== Objective ==
Locate the string "image" throughout the material and copy every line in which it occurs.

+ + +

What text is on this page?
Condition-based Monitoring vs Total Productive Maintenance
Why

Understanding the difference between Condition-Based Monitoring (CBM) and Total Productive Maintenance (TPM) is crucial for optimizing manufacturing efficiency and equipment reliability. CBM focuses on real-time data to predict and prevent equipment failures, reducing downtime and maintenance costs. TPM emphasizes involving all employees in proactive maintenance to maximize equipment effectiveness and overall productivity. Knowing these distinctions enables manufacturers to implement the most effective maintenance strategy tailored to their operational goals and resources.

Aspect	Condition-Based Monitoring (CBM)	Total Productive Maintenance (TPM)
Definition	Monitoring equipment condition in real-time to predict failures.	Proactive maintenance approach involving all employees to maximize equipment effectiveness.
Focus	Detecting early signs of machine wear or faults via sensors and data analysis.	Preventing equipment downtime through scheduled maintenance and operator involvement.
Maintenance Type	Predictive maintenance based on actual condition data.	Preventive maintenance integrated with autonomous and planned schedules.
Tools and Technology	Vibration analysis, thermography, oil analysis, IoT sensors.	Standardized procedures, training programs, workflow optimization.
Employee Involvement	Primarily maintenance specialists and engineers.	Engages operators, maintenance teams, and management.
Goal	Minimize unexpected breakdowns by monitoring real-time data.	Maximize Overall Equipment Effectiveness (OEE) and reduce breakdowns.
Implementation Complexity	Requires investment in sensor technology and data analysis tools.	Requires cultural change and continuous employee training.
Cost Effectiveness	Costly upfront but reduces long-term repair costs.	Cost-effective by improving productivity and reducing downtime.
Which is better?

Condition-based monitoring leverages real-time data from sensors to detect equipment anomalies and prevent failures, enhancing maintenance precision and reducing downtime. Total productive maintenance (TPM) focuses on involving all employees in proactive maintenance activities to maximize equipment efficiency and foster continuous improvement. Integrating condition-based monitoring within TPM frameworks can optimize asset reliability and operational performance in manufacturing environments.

+ + +

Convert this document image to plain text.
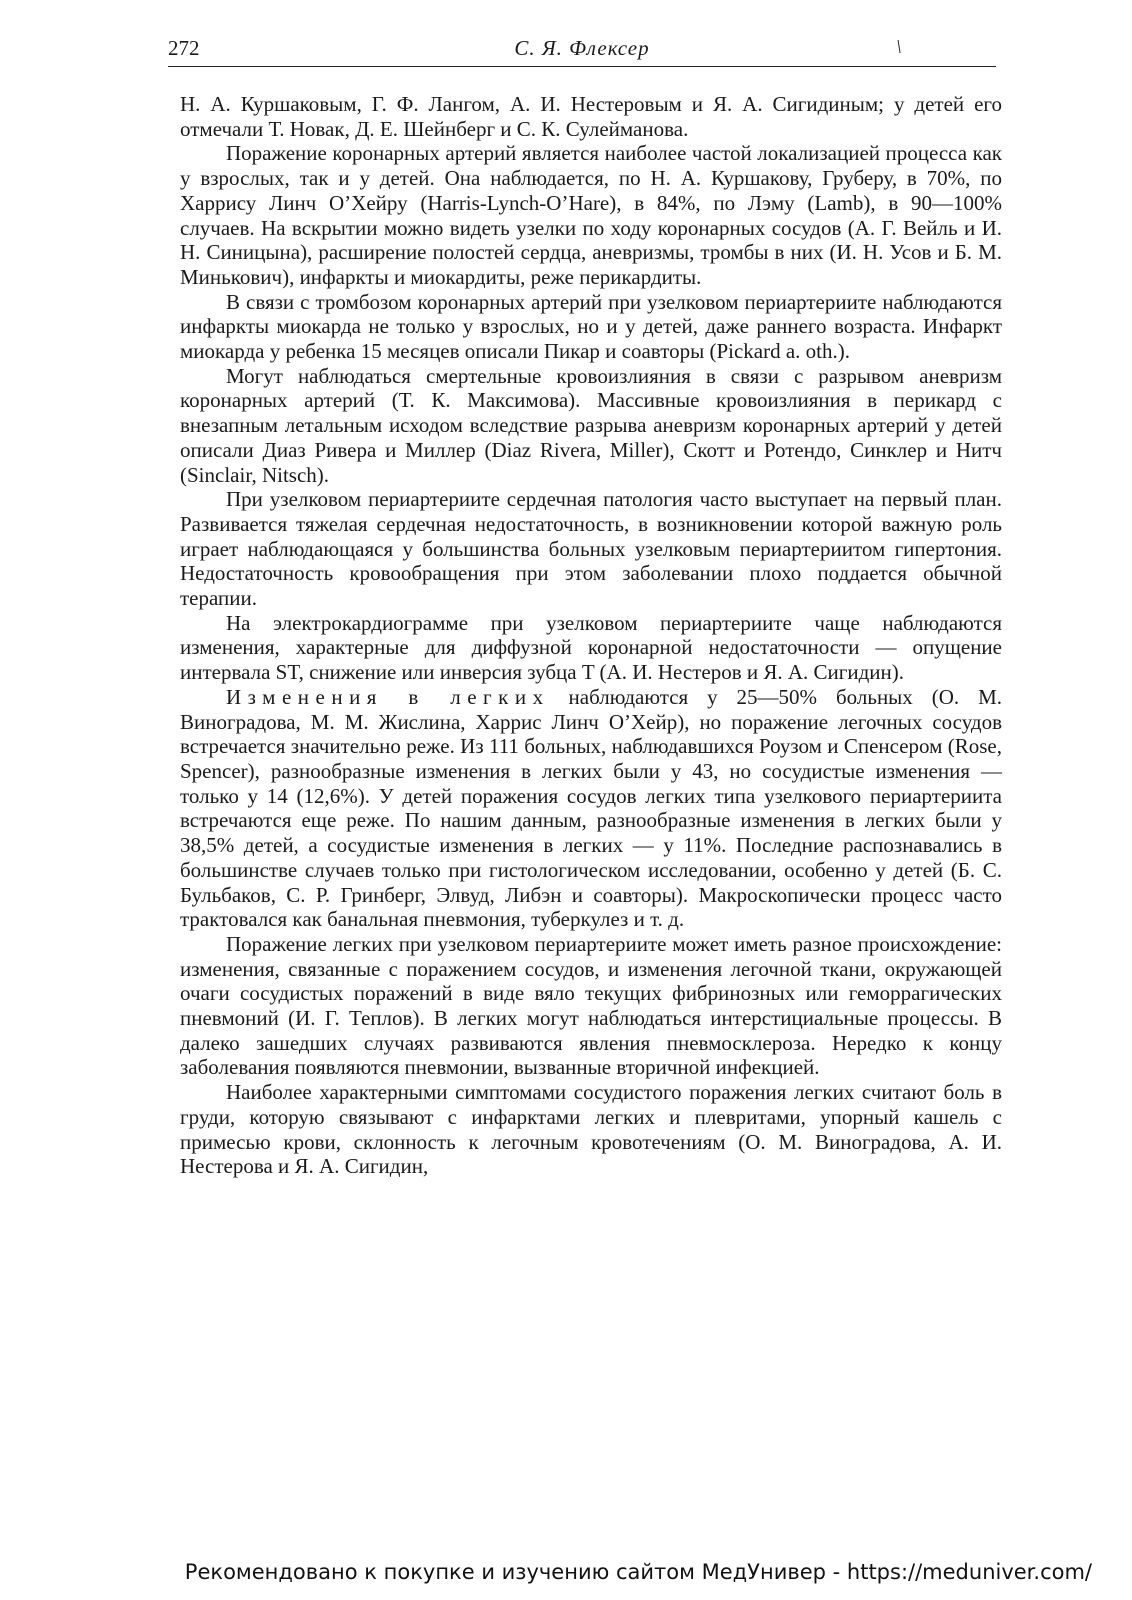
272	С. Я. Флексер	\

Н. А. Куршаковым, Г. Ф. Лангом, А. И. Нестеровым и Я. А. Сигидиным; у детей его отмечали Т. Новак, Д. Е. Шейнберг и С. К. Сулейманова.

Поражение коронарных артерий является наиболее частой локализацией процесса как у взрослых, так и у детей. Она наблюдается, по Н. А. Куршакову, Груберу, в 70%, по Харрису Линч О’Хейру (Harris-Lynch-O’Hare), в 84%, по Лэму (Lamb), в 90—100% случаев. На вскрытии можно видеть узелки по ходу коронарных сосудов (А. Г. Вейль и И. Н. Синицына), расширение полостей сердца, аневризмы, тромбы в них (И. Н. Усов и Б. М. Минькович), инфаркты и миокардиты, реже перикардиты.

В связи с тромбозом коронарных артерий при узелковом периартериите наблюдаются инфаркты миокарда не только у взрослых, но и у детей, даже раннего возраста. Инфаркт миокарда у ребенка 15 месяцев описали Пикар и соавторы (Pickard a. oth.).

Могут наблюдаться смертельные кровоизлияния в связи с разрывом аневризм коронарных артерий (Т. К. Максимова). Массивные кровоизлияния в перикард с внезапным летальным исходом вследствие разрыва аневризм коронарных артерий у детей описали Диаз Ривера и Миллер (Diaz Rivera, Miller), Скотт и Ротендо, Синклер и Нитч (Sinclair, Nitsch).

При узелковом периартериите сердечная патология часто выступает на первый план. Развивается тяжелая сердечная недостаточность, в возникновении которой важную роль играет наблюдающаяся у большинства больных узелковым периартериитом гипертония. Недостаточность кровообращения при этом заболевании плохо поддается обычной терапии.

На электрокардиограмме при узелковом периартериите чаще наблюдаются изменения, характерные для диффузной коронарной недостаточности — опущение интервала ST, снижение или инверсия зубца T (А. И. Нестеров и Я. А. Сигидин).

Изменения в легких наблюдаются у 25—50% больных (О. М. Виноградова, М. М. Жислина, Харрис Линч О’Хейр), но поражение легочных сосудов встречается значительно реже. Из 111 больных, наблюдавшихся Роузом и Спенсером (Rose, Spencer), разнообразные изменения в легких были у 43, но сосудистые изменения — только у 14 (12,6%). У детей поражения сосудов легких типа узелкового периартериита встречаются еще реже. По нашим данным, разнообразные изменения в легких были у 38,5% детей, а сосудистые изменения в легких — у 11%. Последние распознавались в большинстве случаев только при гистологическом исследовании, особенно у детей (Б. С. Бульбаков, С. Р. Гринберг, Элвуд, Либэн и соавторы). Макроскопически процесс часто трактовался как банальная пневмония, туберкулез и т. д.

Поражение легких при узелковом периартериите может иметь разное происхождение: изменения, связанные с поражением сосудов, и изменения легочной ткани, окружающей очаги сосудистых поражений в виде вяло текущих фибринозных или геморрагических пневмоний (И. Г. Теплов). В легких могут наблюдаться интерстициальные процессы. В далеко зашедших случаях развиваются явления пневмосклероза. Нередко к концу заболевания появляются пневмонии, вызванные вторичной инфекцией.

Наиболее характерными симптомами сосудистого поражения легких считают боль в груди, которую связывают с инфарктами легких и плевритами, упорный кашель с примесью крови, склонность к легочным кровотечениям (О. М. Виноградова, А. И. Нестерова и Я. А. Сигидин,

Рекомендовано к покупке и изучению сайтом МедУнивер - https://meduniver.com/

+ + +

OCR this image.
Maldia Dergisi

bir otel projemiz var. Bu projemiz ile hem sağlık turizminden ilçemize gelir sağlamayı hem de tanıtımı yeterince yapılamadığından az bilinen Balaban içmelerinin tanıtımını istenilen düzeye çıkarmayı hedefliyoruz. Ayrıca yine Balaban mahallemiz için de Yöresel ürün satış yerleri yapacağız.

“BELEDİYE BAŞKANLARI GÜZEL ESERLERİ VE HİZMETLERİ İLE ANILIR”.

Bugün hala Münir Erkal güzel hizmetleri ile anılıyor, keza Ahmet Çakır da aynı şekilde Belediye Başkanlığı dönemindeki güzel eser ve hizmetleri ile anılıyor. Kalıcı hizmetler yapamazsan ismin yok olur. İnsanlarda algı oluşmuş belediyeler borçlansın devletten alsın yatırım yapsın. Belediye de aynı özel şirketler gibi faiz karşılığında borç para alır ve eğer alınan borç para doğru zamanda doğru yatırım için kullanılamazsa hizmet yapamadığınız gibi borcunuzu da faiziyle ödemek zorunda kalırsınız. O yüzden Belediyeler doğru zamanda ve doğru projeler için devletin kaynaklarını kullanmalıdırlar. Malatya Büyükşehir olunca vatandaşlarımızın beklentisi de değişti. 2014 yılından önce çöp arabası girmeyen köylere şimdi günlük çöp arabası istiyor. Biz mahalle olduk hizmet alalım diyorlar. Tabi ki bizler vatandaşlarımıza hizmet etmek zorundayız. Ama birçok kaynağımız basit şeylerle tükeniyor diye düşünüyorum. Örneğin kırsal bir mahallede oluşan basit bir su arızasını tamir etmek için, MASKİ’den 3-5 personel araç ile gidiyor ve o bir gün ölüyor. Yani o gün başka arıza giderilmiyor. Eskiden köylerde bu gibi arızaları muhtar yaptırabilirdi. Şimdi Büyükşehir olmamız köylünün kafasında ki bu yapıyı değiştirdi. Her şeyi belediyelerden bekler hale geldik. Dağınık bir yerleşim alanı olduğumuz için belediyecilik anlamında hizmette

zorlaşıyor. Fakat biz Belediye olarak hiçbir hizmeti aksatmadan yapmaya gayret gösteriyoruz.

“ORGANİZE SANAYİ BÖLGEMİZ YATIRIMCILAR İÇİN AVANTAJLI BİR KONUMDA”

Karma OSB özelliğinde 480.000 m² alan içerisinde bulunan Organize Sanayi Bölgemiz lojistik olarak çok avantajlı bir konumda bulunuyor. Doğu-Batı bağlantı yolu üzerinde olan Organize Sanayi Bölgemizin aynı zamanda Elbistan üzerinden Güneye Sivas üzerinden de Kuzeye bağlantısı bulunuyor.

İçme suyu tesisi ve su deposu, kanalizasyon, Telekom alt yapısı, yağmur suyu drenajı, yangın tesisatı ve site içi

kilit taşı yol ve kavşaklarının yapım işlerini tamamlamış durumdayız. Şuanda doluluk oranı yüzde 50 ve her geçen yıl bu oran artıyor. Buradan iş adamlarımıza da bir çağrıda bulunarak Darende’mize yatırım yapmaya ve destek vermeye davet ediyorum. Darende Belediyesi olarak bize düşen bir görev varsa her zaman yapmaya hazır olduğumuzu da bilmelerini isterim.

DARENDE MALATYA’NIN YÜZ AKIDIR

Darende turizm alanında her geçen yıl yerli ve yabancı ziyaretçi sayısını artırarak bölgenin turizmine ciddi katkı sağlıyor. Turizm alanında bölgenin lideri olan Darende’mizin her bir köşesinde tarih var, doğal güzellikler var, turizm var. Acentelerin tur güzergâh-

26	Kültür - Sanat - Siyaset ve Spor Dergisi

+ + +

== Task result ==
Convert this document image to plain text.
OCR this image.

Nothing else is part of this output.